* [Verfügbare Daten]
—————
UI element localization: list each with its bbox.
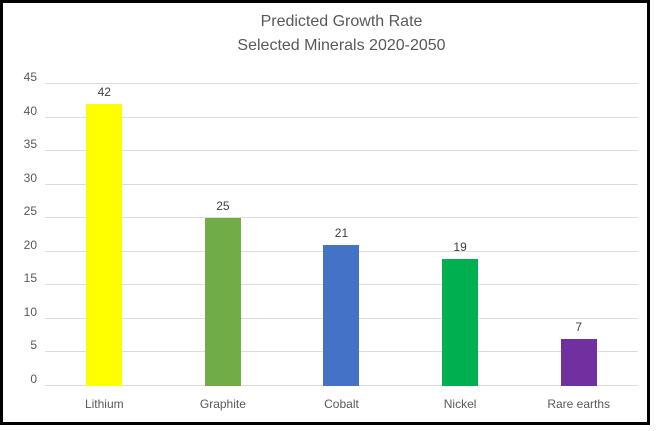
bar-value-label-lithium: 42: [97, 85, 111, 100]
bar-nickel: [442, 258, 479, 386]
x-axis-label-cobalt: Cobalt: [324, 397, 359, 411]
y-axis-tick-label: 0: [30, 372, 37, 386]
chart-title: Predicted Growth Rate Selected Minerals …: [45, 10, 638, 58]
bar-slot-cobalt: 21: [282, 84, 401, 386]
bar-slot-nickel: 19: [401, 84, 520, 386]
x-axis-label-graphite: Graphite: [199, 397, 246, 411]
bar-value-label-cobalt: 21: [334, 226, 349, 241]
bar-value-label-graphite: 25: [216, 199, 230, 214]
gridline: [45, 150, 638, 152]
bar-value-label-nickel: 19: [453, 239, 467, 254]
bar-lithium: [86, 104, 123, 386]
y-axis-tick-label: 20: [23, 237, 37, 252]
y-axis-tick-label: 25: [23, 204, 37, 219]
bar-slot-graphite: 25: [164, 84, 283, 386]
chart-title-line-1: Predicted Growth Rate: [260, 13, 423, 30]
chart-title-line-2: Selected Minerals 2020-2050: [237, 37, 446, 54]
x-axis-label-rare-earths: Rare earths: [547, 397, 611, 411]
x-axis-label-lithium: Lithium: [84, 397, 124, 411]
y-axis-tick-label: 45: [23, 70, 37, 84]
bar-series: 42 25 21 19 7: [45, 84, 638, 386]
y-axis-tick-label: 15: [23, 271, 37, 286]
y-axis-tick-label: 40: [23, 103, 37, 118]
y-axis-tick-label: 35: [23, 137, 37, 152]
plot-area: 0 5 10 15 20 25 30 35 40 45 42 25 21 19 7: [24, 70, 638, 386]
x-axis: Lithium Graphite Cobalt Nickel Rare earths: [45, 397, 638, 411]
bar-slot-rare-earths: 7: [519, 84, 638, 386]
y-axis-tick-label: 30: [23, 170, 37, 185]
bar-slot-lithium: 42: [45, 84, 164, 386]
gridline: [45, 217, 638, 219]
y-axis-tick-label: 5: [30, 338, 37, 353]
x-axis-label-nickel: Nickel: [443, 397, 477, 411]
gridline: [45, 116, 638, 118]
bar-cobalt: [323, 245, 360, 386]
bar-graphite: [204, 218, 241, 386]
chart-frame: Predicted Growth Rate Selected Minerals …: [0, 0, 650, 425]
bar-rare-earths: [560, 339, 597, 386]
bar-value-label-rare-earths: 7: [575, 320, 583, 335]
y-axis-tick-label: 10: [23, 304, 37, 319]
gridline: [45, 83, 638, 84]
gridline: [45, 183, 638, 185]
—————
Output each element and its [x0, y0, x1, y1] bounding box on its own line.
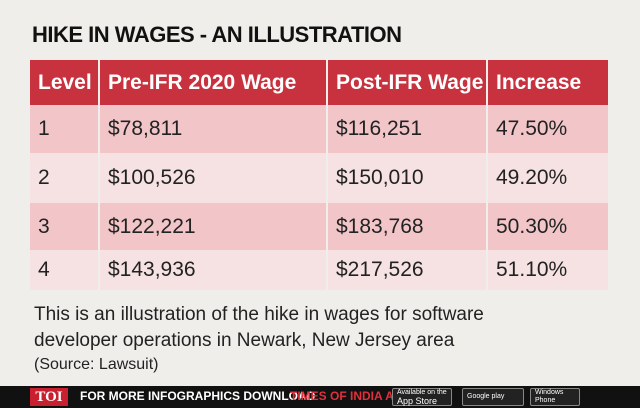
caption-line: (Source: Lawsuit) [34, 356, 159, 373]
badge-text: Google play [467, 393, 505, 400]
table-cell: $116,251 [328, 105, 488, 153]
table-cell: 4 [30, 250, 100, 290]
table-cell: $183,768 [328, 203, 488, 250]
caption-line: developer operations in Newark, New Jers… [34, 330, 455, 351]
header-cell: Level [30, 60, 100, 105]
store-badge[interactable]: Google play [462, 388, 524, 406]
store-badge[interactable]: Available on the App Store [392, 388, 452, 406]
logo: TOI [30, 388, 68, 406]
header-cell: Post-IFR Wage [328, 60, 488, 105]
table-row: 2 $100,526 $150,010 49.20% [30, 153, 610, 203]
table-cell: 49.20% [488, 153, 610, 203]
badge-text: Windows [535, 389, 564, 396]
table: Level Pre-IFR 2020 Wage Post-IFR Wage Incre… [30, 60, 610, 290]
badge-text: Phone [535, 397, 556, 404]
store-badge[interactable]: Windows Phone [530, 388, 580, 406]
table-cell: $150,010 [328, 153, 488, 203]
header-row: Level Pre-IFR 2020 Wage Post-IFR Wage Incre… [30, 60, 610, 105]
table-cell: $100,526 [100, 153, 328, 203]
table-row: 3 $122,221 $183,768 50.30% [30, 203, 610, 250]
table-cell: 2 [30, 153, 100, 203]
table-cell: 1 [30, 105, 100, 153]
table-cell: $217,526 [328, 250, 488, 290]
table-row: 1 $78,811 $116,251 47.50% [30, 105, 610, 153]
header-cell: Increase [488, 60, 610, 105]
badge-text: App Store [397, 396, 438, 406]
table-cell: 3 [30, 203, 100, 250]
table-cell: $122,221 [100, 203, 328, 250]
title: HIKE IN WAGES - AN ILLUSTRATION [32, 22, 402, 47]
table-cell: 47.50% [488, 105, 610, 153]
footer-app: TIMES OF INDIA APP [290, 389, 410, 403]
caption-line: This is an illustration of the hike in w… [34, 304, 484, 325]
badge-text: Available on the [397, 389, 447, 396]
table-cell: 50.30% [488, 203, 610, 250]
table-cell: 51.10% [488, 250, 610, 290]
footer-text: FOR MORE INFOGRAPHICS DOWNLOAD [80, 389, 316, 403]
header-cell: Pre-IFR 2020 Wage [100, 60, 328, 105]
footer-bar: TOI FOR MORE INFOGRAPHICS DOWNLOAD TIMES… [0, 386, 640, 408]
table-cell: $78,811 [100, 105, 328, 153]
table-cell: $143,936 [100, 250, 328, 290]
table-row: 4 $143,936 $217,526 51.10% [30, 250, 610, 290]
—————
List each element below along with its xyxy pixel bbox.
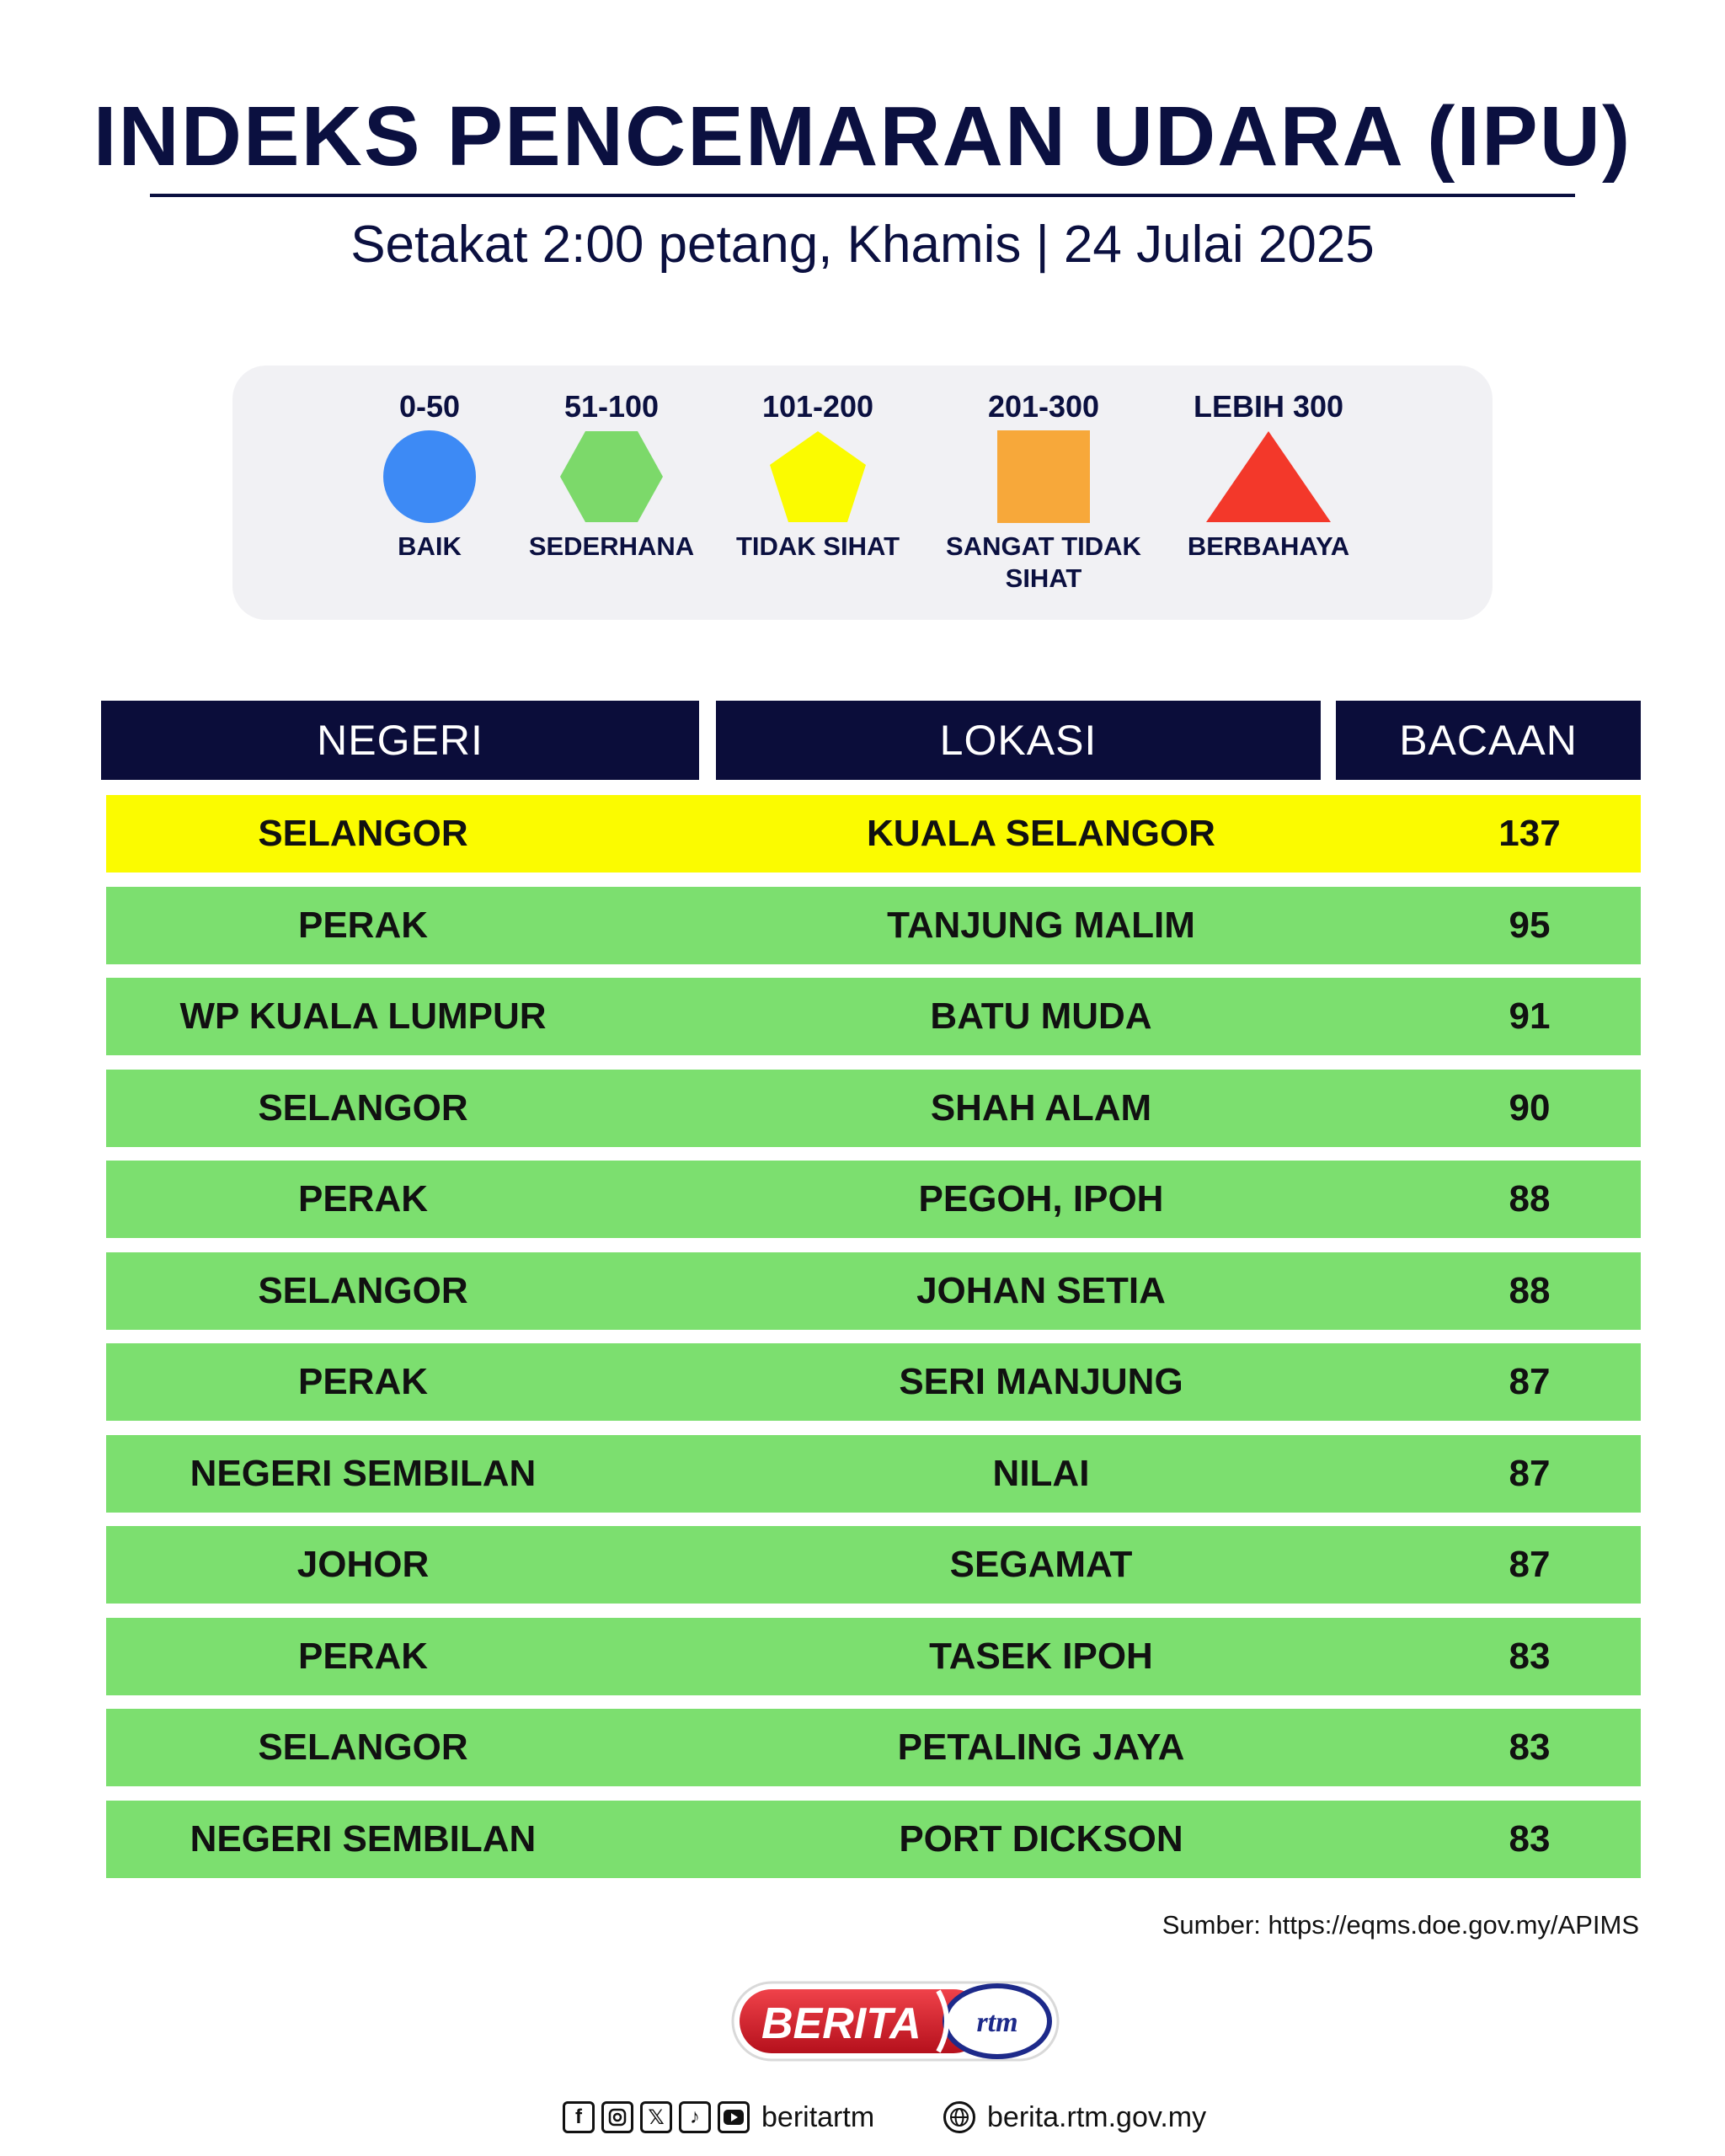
—————
* [Arbeitsauftrag] Wandle die Zeilen von der Zeile mit „UI element localization: list“ bis zur Zeile mit „gridline: [45, 183, 638, 185]“, beide eingeschlossen, in eine JSON-Liste von Zeichenketten um, mit einem Eintrag je Zeile und ohne Leerzeilen. Lass die Bilder dabei weg.

* [Lösung der Aufgabe]
[
  "UI element localization: list each with its bbox.",
  "bar-value-label-lithium: 42: [97, 85, 111, 100]",
  "bar-nickel: [442, 258, 479, 386]",
  "x-axis-label-cobalt: Cobalt: [324, 397, 359, 411]",
  "y-axis-tick-label: 0: [30, 372, 37, 386]",
  "chart-title: Predicted Growth Rate Selected Minerals …: [45, 10, 638, 58]",
  "bar-slot-cobalt: 21: [282, 84, 401, 386]",
  "bar-slot-nickel: 19: [401, 84, 520, 386]",
  "x-axis-label-graphite: Graphite: [199, 397, 246, 411]",
  "bar-value-label-cobalt: 21: [334, 226, 349, 241]",
  "bar-value-label-graphite: 25: [216, 199, 230, 214]",
  "gridline: [45, 150, 638, 152]",
  "bar-value-label-nickel: 19: [453, 239, 467, 254]",
  "bar-lithium: [86, 104, 123, 386]",
  "y-axis-tick-label: 20: [23, 237, 37, 252]",
  "y-axis-tick-label: 25: [23, 204, 37, 219]",
  "bar-slot-graphite: 25: [164, 84, 283, 386]",
  "chart-title-line-1: Predicted Growth Rate: [260, 13, 423, 30]",
  "chart-title-line-2: Selected Minerals 2020-2050: [237, 37, 446, 54]",
  "x-axis-label-rare-earths: Rare earths: [547, 397, 611, 411]",
  "x-axis-label-lithium: Lithium: [84, 397, 124, 411]",
  "y-axis-tick-label: 45: [23, 70, 37, 84]",
  "bar-series: 42 25 21 19 7: [45, 84, 638, 386]",
  "y-axis-tick-label: 15: [23, 271, 37, 286]",
  "y-axis-tick-label: 40: [23, 103, 37, 118]",
  "y-axis-tick-label: 35: [23, 137, 37, 152]",
  "plot-area: 0 5 10 15 20 25 30 35 40 45 42 25 21 19 7: [24, 70, 638, 386]",
  "x-axis: Lithium Graphite Cobalt Nickel Rare earths: [45, 397, 638, 411]",
  "bar-slot-rare-earths: 7: [519, 84, 638, 386]",
  "y-axis-tick-label: 30: [23, 170, 37, 185]",
  "bar-slot-lithium: 42: [45, 84, 164, 386]",
  "gridline: [45, 217, 638, 219]",
  "y-axis-tick-label: 5: [30, 338, 37, 353]",
  "x-axis-label-nickel: Nickel: [443, 397, 477, 411]",
  "gridline: [45, 116, 638, 118]",
  "bar-cobalt: [323, 245, 360, 386]",
  "bar-graphite: [204, 218, 241, 386]",
  "chart-frame: Predicted Growth Rate Selected Minerals …: [0, 0, 650, 425]",
  "bar-rare-earths: [560, 339, 597, 386]",
  "bar-value-label-rare-earths: 7: [575, 320, 583, 335]",
  "y-axis-tick-label: 10: [23, 304, 37, 319]",
  "gridline: [45, 83, 638, 84]",
  "gridline: [45, 183, 638, 185]"
]